The fact that China is now projected to have the largest GDP in the world by 2028 will have significant geopolitical consequences, as well  as determine which country will have the most impact on the global economy. Thus far, there are no signs that political leaders in either the U.S., Europe or Russia have fully comprehend the seismic shift in economic power that is occurring virtually in real time, largely enabled by a global pandemic that ironically originated  in China.

Biden Administration Faced With Looming Sovereign Debt Trap

December 13th, 2020 Comments off

In the 2-year period between 2008 and 2010 something peculiar happened to the U.S. Federal Budget. In 2008 the Federal Government in the United States spent $253 billion on interest  incurred by the national debt, representing  8.5 % of all federal outlays. Over the next two years federal budget deficits skyrocketed due to stimulus  and other fiscal programs undertaken in the wake of the Global Financial Crisis. Obviously, massive deficit spending  greatly increased the national debt. However, instead of the expected increase in annual interest payments, the amount allocated for debt interest payments by the Federal Government actually declined to $196 billion, representing  only 5.7% of the Federal budget, a sharp decline from only two years previously.

How was this seemingly impossible mathematical trick accomplished? The answer is surreal in its simplicity. The Federal Reserve, by monetizing the debt and exercising other monetary levers at  its disposals, sharply reduced interest rates across the board. In the case of short term interest rates, they were in some cases reduced to virtually zero ; in essence, free money.  It is only for that reason that interest paid on the national debt plunged while the overall debt ballooned due to continuous  and massive deficit spending.

Will the incoming Biden administration be so lucky? Unlikely. After massive deficit spending in President Trump’s final year in office, primarily due to a Coronavirus relief bill  that increased borrowing by more than $2 trillion dollars on top of the already large structural deficit, a President Biden is set to add a new and even larger Covid stimulus  relief package during his first year in office. So clearly, the national debt will continue to grow at a rapid rate.
────────────────────
# WHAT YOU WILL DO
**1.** Edit the excerpt on U.S. federal debt by reproducing the part that opens with the words containing "In the 2-year" and closes with "two years previously.", with "skyrocketed" replaced by "surged".
**2.** Proceed with the excerpt on U.S. federal debt, continuing it from the point where it stops.

# Extracted records
────────────────────
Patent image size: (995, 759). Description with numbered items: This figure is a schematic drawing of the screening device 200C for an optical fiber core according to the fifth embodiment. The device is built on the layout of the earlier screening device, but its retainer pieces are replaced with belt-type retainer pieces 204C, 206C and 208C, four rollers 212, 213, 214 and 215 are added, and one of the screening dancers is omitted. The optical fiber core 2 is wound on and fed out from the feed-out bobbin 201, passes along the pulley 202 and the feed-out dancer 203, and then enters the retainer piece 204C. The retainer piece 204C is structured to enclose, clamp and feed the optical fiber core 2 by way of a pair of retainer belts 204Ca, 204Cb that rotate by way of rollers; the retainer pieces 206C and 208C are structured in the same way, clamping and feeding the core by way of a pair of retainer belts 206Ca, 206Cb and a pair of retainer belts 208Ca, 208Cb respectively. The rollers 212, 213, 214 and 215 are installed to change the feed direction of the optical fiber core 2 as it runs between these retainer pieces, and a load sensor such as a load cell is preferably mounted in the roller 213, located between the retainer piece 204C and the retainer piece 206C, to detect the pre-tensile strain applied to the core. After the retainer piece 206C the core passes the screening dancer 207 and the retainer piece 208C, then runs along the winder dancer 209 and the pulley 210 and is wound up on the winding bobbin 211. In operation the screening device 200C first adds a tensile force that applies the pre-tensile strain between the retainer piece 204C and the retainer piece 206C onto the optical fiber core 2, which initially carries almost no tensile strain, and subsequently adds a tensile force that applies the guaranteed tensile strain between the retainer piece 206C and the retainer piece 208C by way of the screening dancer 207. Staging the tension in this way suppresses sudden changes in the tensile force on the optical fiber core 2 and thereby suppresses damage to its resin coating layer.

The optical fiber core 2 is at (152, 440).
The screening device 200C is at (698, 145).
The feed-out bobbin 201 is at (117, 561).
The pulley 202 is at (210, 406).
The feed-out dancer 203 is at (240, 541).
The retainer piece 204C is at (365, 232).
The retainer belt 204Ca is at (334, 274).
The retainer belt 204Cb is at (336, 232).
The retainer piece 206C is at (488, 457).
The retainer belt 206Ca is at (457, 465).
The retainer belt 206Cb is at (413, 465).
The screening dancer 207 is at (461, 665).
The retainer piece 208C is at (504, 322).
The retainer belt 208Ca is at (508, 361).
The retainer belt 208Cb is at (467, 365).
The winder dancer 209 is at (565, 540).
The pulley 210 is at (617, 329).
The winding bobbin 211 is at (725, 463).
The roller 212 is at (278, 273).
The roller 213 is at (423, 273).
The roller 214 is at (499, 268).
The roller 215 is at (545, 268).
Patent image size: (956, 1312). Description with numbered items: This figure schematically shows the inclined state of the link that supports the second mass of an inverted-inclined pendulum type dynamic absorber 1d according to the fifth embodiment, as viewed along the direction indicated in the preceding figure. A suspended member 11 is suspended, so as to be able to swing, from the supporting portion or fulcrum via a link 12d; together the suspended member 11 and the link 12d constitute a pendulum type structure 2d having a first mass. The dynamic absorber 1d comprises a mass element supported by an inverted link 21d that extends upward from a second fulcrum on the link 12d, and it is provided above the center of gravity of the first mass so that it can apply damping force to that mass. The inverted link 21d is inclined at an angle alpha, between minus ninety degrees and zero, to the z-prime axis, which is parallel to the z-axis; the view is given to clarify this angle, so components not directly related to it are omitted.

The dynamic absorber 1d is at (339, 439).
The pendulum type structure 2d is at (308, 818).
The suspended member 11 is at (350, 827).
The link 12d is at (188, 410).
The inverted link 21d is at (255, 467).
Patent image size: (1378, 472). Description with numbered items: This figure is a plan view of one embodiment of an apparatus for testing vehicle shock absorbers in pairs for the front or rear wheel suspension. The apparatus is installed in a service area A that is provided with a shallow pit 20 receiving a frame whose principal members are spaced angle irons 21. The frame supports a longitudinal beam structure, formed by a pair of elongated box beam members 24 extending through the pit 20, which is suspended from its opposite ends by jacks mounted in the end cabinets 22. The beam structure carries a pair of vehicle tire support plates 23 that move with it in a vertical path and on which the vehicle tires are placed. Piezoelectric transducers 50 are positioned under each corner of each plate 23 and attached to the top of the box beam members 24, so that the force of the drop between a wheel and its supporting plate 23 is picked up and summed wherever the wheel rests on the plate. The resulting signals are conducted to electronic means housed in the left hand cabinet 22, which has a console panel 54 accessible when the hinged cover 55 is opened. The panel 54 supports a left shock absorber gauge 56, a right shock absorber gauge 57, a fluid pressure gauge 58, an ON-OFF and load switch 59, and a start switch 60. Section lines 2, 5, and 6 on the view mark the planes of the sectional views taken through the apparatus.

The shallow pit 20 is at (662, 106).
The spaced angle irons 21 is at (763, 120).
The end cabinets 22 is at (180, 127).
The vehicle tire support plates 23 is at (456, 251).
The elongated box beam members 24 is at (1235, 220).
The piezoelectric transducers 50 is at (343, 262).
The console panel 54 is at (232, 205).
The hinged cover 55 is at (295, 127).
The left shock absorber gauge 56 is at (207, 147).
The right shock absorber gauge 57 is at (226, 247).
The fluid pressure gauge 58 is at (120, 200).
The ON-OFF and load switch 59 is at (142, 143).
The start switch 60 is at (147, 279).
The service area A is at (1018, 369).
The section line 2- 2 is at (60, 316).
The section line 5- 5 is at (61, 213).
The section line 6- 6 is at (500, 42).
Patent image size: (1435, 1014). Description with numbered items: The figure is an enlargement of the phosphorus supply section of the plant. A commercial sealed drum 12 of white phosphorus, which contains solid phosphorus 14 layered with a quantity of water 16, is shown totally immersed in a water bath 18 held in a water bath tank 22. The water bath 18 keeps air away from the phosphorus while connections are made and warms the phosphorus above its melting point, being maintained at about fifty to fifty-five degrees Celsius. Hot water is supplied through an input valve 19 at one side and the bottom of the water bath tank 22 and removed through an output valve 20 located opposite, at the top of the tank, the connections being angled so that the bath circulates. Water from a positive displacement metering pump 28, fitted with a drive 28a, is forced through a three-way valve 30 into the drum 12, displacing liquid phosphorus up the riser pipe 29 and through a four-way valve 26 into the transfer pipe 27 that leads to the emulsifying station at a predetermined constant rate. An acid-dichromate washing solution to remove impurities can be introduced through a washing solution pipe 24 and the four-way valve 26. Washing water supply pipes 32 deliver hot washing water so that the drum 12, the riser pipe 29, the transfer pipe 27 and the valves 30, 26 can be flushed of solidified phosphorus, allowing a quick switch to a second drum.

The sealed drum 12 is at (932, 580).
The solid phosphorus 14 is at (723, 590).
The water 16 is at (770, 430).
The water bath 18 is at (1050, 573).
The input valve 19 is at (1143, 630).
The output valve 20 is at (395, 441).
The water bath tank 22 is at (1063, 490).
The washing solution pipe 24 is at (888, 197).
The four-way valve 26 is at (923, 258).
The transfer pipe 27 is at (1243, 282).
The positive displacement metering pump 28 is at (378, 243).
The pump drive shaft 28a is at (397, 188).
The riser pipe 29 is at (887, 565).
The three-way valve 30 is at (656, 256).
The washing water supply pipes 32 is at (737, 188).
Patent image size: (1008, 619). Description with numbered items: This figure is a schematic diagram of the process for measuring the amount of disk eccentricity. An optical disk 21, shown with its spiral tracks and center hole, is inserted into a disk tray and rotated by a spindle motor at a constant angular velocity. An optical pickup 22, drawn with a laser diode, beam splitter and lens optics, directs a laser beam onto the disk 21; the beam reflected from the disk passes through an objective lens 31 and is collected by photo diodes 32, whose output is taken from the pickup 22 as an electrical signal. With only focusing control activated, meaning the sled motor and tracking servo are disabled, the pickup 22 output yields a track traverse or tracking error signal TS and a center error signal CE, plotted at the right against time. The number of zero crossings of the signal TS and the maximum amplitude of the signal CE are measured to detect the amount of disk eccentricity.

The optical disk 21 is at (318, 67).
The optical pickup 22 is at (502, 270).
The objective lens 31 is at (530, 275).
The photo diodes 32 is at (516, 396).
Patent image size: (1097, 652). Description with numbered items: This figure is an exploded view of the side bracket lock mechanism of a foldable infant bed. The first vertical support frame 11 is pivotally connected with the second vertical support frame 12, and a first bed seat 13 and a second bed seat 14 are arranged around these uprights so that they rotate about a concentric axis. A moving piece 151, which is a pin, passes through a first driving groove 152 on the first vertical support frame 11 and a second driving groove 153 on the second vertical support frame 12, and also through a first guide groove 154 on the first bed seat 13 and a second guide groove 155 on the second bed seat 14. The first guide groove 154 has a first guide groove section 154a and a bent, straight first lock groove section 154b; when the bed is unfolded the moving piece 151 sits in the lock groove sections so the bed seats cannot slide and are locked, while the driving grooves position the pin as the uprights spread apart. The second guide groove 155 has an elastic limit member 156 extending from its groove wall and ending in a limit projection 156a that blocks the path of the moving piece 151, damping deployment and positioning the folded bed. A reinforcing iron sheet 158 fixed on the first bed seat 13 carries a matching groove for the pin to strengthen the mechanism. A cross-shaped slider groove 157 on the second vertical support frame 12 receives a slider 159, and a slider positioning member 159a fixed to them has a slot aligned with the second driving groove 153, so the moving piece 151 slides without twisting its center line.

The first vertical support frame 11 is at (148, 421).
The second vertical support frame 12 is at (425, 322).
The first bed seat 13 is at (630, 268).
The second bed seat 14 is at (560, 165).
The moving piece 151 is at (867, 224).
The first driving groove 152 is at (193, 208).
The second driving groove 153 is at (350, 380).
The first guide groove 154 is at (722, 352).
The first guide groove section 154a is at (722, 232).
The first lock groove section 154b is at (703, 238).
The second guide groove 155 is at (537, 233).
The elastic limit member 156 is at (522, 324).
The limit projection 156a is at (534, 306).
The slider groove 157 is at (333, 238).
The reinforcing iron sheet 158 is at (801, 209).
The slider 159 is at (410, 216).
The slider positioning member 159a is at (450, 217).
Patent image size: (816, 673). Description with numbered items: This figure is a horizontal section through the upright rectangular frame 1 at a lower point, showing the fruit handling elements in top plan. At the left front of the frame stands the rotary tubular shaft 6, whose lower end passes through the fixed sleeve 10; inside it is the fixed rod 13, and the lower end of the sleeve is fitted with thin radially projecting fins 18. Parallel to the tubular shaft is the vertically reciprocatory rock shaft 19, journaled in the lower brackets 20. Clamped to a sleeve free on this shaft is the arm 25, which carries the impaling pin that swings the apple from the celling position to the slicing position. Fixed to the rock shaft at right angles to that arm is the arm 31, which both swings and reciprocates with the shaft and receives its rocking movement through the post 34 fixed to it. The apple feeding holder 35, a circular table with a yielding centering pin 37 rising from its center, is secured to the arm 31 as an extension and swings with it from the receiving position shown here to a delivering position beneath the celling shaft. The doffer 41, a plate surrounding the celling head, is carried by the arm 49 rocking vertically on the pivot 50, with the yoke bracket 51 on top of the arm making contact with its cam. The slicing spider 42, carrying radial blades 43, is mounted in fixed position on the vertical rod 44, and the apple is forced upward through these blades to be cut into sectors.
────────────────────
# TASK-BY-TASK RESULTS
**1.**
In the 2-year period between 2008 and 2010 something peculiar happened to the U.S. Federal Budget. In 2008 the Federal Government in the United States spent $253 billion on interest  incurred by the national debt, representing  8.5 % of all federal outlays. Over the next two years federal budget deficits surged due to stimulus  and other fiscal programs undertaken in the wake of the Global Financial Crisis. Obviously, massive deficit spending  greatly increased the national debt. However, instead of the expected increase in annual interest payments, the amount allocated for debt interest payments by the Federal Government actually declined to $196 billion, representing  only 5.7% of the Federal budget, a sharp decline from only two years previously.

**2.**
What about interest rates? If it could, the Fed would keep interest rates at zero almost forever. But it  can’t. On the horizon are warning signs of high inflation. In the period after the Global Financial Crisis low inflation enabled central banks worldwide to prime the pump and run the printing presses. This time there is decoupling of major trading relationships: U.S. and China; U.K. and Eurozone. As  supply chains fragment, costs will be driven  upwards. Furthermore, there exist geopolitical tensions that threaten to drive up commodity prices, should they worsen. Political instability within  the United States itself creates elevated risks, which in turn stimulate inflationary pressures.

Any meaningful uptick in the  rate of inflation will compel central banks, including the Federal Reserve, to begin raising interest  rates. Once that happens, the massive deficit spending of the Biden administration that is now projected will unleash a sovereign debt trap, condemning the American and other economies, large and small, to stagflation, meaning higher inflation and a highly depressed economy. The handwriting is on the wall. In a worst case scenario, the U.S. government will default on its national debt, with seismic repercussions. Alternatively, the Biden administration could attempt to reduce the national debt through hyperinflation, which will  induce it s own calamitous impact on the nation’s social stability.